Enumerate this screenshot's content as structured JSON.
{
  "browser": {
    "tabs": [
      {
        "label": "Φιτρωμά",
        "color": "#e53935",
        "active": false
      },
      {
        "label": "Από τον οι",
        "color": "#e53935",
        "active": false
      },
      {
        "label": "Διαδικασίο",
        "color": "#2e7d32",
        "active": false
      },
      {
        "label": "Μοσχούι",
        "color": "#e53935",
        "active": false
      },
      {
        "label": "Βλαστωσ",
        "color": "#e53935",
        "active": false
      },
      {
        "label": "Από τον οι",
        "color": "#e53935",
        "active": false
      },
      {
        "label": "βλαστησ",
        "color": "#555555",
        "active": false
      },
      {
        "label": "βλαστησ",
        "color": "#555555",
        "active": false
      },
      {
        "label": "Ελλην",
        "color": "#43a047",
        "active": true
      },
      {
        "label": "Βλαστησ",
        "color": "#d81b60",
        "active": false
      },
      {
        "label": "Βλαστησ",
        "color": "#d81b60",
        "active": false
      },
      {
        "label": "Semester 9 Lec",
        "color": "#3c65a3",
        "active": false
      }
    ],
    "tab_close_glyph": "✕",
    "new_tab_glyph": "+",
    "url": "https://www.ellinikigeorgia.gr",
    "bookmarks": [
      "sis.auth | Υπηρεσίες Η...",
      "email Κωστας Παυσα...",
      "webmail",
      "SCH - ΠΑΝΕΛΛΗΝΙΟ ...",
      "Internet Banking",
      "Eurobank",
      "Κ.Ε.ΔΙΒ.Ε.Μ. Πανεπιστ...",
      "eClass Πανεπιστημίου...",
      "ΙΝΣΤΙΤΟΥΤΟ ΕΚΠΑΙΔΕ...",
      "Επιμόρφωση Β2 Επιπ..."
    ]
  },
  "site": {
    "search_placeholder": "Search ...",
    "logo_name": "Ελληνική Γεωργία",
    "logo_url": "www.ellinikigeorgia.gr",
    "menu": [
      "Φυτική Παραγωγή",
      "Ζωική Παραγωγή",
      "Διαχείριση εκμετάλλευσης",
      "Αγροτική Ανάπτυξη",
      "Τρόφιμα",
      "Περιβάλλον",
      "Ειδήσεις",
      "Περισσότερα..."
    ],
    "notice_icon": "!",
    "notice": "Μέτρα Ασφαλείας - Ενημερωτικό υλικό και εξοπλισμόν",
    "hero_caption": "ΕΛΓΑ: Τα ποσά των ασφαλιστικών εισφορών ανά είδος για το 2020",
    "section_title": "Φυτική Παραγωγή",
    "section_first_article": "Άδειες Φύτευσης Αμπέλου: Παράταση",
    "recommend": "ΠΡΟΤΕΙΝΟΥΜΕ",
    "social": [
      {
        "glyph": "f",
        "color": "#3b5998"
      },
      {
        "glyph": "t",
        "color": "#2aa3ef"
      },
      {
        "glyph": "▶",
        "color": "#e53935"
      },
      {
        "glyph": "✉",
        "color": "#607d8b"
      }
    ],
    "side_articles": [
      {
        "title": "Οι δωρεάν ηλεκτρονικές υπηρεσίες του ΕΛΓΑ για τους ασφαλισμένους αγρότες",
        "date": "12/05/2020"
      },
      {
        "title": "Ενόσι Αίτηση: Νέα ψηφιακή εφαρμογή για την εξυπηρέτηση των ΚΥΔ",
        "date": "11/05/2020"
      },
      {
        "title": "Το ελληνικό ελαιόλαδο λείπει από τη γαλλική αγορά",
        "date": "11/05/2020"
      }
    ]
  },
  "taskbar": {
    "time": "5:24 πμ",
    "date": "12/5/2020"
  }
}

Prompt> Out of the preceding entries, pull every line containing the string "date".

Full output>
        "date": "12/05/2020"
        "date": "11/05/2020"
        "date": "11/05/2020"
    "date": "12/5/2020"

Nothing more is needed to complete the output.